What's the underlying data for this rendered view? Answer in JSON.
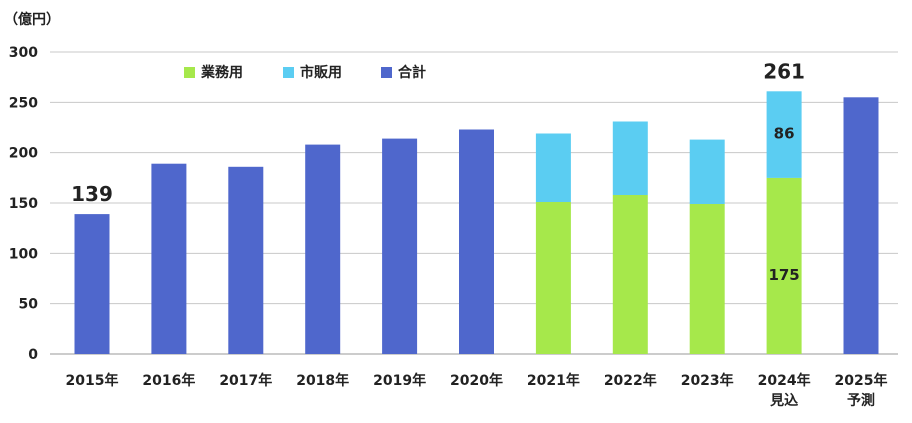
{
  "chart_data": {
    "type": "bar",
    "stacked": true,
    "unit_label": "（億円）",
    "categories": [
      [
        "2015年"
      ],
      [
        "2016年"
      ],
      [
        "2017年"
      ],
      [
        "2018年"
      ],
      [
        "2019年"
      ],
      [
        "2020年"
      ],
      [
        "2021年"
      ],
      [
        "2022年"
      ],
      [
        "2023年"
      ],
      [
        "2024年",
        "見込"
      ],
      [
        "2025年",
        "予測"
      ]
    ],
    "series": [
      {
        "name": "業務用",
        "color": "#a6e84b",
        "values": [
          null,
          null,
          null,
          null,
          null,
          null,
          151,
          158,
          149,
          175,
          null
        ]
      },
      {
        "name": "市販用",
        "color": "#5bcdf2",
        "values": [
          null,
          null,
          null,
          null,
          null,
          null,
          68,
          73,
          64,
          86,
          null
        ]
      },
      {
        "name": "合計",
        "color": "#4f67cc",
        "values": [
          139,
          189,
          186,
          208,
          214,
          223,
          null,
          null,
          null,
          null,
          255
        ]
      }
    ],
    "yticks": [
      "0",
      "50",
      "100",
      "150",
      "200",
      "250",
      "300"
    ],
    "ylim": [
      0,
      300
    ],
    "grid": true,
    "legend_position": "top-left",
    "annotations": [
      {
        "category_index": 0,
        "text": "139",
        "position": "above",
        "style": "big"
      },
      {
        "category_index": 9,
        "text": "261",
        "position": "above",
        "style": "big"
      },
      {
        "category_index": 9,
        "series_index": 1,
        "text": "86",
        "position": "inside",
        "style": "small"
      },
      {
        "category_index": 9,
        "series_index": 0,
        "text": "175",
        "position": "inside",
        "style": "small"
      }
    ]
  }
}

####

Each line above that holds the string "color" should be copied and shown.

ANSWER BELOW
        "color": "#a6e84b",
        "color": "#5bcdf2",
        "color": "#4f67cc",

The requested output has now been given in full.